SET PROBLEM -> Copy out the entries exactly, from the first line to the last.
:: INFORMATION GIVEN ::
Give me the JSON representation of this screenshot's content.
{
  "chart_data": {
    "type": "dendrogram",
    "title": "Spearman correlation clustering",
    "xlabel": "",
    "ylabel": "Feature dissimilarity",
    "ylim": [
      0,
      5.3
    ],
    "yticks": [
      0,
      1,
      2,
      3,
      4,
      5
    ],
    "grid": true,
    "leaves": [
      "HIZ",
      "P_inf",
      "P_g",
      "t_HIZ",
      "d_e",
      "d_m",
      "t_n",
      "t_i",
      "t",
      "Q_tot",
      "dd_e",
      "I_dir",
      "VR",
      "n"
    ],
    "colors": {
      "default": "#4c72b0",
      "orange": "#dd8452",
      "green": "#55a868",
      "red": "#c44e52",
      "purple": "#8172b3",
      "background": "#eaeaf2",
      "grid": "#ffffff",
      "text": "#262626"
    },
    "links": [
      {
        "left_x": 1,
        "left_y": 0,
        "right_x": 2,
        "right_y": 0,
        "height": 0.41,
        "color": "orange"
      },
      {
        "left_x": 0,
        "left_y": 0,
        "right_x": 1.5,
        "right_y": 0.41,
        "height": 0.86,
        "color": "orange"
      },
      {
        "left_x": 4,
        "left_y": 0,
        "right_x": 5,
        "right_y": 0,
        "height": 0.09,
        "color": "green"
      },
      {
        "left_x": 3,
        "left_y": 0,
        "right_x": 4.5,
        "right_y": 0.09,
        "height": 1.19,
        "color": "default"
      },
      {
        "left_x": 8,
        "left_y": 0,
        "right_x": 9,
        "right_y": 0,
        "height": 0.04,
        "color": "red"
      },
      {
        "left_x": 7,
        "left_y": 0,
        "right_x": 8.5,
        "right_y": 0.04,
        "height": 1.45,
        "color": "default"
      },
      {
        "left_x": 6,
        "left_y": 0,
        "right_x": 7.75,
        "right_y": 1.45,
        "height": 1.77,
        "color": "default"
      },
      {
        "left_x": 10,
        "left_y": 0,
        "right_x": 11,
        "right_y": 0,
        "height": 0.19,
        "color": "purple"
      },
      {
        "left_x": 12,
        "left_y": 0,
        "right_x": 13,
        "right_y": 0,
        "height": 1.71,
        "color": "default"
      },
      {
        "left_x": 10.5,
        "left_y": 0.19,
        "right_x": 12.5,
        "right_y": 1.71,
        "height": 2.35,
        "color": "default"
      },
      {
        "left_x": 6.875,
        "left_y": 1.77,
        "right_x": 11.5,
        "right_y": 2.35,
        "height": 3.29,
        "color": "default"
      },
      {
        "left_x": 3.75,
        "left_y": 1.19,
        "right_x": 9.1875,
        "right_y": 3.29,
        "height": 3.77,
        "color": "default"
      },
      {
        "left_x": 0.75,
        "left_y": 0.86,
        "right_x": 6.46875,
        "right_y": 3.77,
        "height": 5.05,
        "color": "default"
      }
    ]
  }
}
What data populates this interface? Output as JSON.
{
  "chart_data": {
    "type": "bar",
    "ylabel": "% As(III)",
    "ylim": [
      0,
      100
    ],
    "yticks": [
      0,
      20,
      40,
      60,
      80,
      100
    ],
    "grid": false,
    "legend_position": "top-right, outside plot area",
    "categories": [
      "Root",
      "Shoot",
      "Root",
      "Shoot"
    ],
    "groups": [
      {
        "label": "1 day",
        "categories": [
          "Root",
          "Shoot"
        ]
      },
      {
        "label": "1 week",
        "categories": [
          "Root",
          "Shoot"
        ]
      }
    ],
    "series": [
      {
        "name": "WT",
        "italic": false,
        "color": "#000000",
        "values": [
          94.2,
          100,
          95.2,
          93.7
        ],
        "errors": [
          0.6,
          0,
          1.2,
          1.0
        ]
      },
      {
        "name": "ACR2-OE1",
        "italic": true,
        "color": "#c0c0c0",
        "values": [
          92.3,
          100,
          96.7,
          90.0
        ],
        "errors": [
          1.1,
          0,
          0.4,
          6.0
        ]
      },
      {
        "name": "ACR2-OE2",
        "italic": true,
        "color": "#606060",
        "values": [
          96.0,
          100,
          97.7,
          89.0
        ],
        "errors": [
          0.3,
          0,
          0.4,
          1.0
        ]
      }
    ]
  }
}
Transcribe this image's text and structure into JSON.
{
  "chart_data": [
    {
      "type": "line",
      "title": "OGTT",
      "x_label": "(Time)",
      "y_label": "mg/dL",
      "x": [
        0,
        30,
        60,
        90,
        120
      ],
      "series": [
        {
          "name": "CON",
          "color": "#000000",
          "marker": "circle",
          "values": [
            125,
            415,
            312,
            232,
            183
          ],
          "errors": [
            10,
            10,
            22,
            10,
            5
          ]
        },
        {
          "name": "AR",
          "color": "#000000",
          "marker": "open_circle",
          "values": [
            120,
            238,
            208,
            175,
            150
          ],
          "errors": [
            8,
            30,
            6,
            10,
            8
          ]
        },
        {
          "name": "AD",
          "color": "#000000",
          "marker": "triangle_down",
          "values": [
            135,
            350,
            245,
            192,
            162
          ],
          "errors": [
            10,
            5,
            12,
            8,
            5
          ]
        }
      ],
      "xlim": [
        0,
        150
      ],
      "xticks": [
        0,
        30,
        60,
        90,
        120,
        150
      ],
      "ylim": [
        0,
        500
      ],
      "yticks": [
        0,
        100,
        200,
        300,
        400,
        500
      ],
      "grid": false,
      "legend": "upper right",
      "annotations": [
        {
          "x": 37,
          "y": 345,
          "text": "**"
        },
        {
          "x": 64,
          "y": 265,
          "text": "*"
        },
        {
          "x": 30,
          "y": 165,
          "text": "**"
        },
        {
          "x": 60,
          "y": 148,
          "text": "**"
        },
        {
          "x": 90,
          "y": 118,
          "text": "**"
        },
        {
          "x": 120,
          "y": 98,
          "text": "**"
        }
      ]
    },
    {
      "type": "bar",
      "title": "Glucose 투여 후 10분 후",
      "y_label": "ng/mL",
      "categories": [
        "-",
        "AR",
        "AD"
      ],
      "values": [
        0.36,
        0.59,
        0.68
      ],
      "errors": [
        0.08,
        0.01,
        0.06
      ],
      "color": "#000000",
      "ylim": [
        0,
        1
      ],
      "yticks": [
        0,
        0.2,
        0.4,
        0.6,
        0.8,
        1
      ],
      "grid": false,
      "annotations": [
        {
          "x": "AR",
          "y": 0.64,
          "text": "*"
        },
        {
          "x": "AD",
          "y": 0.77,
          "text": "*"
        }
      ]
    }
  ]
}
:::
REPLY ->
Give me the JSON representation of this screenshot's content.
{
  "chart_data": {
    "type": "dendrogram",
    "title": "Spearman correlation clustering",
    "xlabel": "",
    "ylabel": "Feature dissimilarity",
    "ylim": [
      0,
      5.3
    ],
    "yticks": [
      0,
      1,
      2,
      3,
      4,
      5
    ],
    "grid": true,
    "leaves": [
      "HIZ",
      "P_inf",
      "P_g",
      "t_HIZ",
      "d_e",
      "d_m",
      "t_n",
      "t_i",
      "t",
      "Q_tot",
      "dd_e",
      "I_dir",
      "VR",
      "n"
    ],
    "colors": {
      "default": "#4c72b0",
      "orange": "#dd8452",
      "green": "#55a868",
      "red": "#c44e52",
      "purple": "#8172b3",
      "background": "#eaeaf2",
      "grid": "#ffffff",
      "text": "#262626"
    },
    "links": [
      {
        "left_x": 1,
        "left_y": 0,
        "right_x": 2,
        "right_y": 0,
        "height": 0.41,
        "color": "orange"
      },
      {
        "left_x": 0,
        "left_y": 0,
        "right_x": 1.5,
        "right_y": 0.41,
        "height": 0.86,
        "color": "orange"
      },
      {
        "left_x": 4,
        "left_y": 0,
        "right_x": 5,
        "right_y": 0,
        "height": 0.09,
        "color": "green"
      },
      {
        "left_x": 3,
        "left_y": 0,
        "right_x": 4.5,
        "right_y": 0.09,
        "height": 1.19,
        "color": "default"
      },
      {
        "left_x": 8,
        "left_y": 0,
        "right_x": 9,
        "right_y": 0,
        "height": 0.04,
        "color": "red"
      },
      {
        "left_x": 7,
        "left_y": 0,
        "right_x": 8.5,
        "right_y": 0.04,
        "height": 1.45,
        "color": "default"
      },
      {
        "left_x": 6,
        "left_y": 0,
        "right_x": 7.75,
        "right_y": 1.45,
        "height": 1.77,
        "color": "default"
      },
      {
        "left_x": 10,
        "left_y": 0,
        "right_x": 11,
        "right_y": 0,
        "height": 0.19,
        "color": "purple"
      },
      {
        "left_x": 12,
        "left_y": 0,
        "right_x": 13,
        "right_y": 0,
        "height": 1.71,
        "color": "default"
      },
      {
        "left_x": 10.5,
        "left_y": 0.19,
        "right_x": 12.5,
        "right_y": 1.71,
        "height": 2.35,
        "color": "default"
      },
      {
        "left_x": 6.875,
        "left_y": 1.77,
        "right_x": 11.5,
        "right_y": 2.35,
        "height": 3.29,
        "color": "default"
      },
      {
        "left_x": 3.75,
        "left_y": 1.19,
        "right_x": 9.1875,
        "right_y": 3.29,
        "height": 3.77,
        "color": "default"
      },
      {
        "left_x": 0.75,
        "left_y": 0.86,
        "right_x": 6.46875,
        "right_y": 3.77,
        "height": 5.05,
        "color": "default"
      }
    ]
  }
}
What data populates this interface? Output as JSON.
{
  "chart_data": {
    "type": "bar",
    "ylabel": "% As(III)",
    "ylim": [
      0,
      100
    ],
    "yticks": [
      0,
      20,
      40,
      60,
      80,
      100
    ],
    "grid": false,
    "legend_position": "top-right, outside plot area",
    "categories": [
      "Root",
      "Shoot",
      "Root",
      "Shoot"
    ],
    "groups": [
      {
        "label": "1 day",
        "categories": [
          "Root",
          "Shoot"
        ]
      },
      {
        "label": "1 week",
        "categories": [
          "Root",
          "Shoot"
        ]
      }
    ],
    "series": [
      {
        "name": "WT",
        "italic": false,
        "color": "#000000",
        "values": [
          94.2,
          100,
          95.2,
          93.7
        ],
        "errors": [
          0.6,
          0,
          1.2,
          1.0
        ]
      },
      {
        "name": "ACR2-OE1",
        "italic": true,
        "color": "#c0c0c0",
        "values": [
          92.3,
          100,
          96.7,
          90.0
        ],
        "errors": [
          1.1,
          0,
          0.4,
          6.0
        ]
      },
      {
        "name": "ACR2-OE2",
        "italic": true,
        "color": "#606060",
        "values": [
          96.0,
          100,
          97.7,
          89.0
        ],
        "errors": [
          0.3,
          0,
          0.4,
          1.0
        ]
      }
    ]
  }
}
Transcribe this image's text and structure into JSON.
{
  "chart_data": [
    {
      "type": "line",
      "title": "OGTT",
      "x_label": "(Time)",
      "y_label": "mg/dL",
      "x": [
        0,
        30,
        60,
        90,
        120
      ],
      "series": [
        {
          "name": "CON",
          "color": "#000000",
          "marker": "circle",
          "values": [
            125,
            415,
            312,
            232,
            183
          ],
          "errors": [
            10,
            10,
            22,
            10,
            5
          ]
        },
        {
          "name": "AR",
          "color": "#000000",
          "marker": "open_circle",
          "values": [
            120,
            238,
            208,
            175,
            150
          ],
          "errors": [
            8,
            30,
            6,
            10,
            8
          ]
        },
        {
          "name": "AD",
          "color": "#000000",
          "marker": "triangle_down",
          "values": [
            135,
            350,
            245,
            192,
            162
          ],
          "errors": [
            10,
            5,
            12,
            8,
            5
          ]
        }
      ],
      "xlim": [
        0,
        150
      ],
      "xticks": [
        0,
        30,
        60,
        90,
        120,
        150
      ],
      "ylim": [
        0,
        500
      ],
      "yticks": [
        0,
        100,
        200,
        300,
        400,
        500
      ],
      "grid": false,
      "legend": "upper right",
      "annotations": [
        {
          "x": 37,
          "y": 345,
          "text": "**"
        },
        {
          "x": 64,
          "y": 265,
          "text": "*"
        },
        {
          "x": 30,
          "y": 165,
          "text": "**"
        },
        {
          "x": 60,
          "y": 148,
          "text": "**"
        },
        {
          "x": 90,
          "y": 118,
          "text": "**"
        },
        {
          "x": 120,
          "y": 98,
          "text": "**"
        }
      ]
    },
    {
      "type": "bar",
      "title": "Glucose 투여 후 10분 후",
      "y_label": "ng/mL",
      "categories": [
        "-",
        "AR",
        "AD"
      ],
      "values": [
        0.36,
        0.59,
        0.68
      ],
      "errors": [
        0.08,
        0.01,
        0.06
      ],
      "color": "#000000",
      "ylim": [
        0,
        1
      ],
      "yticks": [
        0,
        0.2,
        0.4,
        0.6,
        0.8,
        1
      ],
      "grid": false,
      "annotations": [
        {
          "x": "AR",
          "y": 0.64,
          "text": "*"
        },
        {
          "x": "AD",
          "y": 0.77,
          "text": "*"
        }
      ]
    }
  ]
}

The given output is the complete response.